_ENTRIES SUPPLIED:_
┄┄┄┄┄┄┄┄┄┄

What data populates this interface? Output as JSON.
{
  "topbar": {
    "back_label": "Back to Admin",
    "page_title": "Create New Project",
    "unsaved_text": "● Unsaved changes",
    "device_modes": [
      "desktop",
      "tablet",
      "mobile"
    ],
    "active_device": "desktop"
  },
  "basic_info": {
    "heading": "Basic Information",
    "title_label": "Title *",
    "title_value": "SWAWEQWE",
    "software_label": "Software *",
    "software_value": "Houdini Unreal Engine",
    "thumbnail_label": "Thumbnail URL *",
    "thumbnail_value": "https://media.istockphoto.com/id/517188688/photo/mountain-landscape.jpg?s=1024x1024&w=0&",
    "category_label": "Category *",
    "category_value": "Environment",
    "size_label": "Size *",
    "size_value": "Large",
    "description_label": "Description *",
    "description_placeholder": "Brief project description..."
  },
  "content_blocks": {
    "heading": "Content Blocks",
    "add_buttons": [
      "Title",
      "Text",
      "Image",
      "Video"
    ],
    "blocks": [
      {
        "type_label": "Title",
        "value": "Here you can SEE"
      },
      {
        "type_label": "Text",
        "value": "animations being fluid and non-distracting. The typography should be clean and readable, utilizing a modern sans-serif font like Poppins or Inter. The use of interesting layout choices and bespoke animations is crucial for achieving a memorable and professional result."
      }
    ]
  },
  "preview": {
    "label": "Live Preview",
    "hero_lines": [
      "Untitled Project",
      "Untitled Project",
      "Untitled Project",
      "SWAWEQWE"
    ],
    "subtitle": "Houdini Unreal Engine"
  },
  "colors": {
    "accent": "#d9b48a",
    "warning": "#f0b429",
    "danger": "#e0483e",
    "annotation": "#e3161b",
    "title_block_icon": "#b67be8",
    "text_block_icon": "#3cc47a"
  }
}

┄┄┄┄┄┄┄┄┄┄

_STATED PROBLEM:_
Quote each line above in full, word for word.

_FULL SOLUTION:_
What data populates this interface? Output as JSON.
{
  "topbar": {
    "back_label": "Back to Admin",
    "page_title": "Create New Project",
    "unsaved_text": "● Unsaved changes",
    "device_modes": [
      "desktop",
      "tablet",
      "mobile"
    ],
    "active_device": "desktop"
  },
  "basic_info": {
    "heading": "Basic Information",
    "title_label": "Title *",
    "title_value": "SWAWEQWE",
    "software_label": "Software *",
    "software_value": "Houdini Unreal Engine",
    "thumbnail_label": "Thumbnail URL *",
    "thumbnail_value": "https://media.istockphoto.com/id/517188688/photo/mountain-landscape.jpg?s=1024x1024&w=0&",
    "category_label": "Category *",
    "category_value": "Environment",
    "size_label": "Size *",
    "size_value": "Large",
    "description_label": "Description *",
    "description_placeholder": "Brief project description..."
  },
  "content_blocks": {
    "heading": "Content Blocks",
    "add_buttons": [
      "Title",
      "Text",
      "Image",
      "Video"
    ],
    "blocks": [
      {
        "type_label": "Title",
        "value": "Here you can SEE"
      },
      {
        "type_label": "Text",
        "value": "animations being fluid and non-distracting. The typography should be clean and readable, utilizing a modern sans-serif font like Poppins or Inter. The use of interesting layout choices and bespoke animations is crucial for achieving a memorable and professional result."
      }
    ]
  },
  "preview": {
    "label": "Live Preview",
    "hero_lines": [
      "Untitled Project",
      "Untitled Project",
      "Untitled Project",
      "SWAWEQWE"
    ],
    "subtitle": "Houdini Unreal Engine"
  },
  "colors": {
    "accent": "#d9b48a",
    "warning": "#f0b429",
    "danger": "#e0483e",
    "annotation": "#e3161b",
    "title_block_icon": "#b67be8",
    "text_block_icon": "#3cc47a"
  }
}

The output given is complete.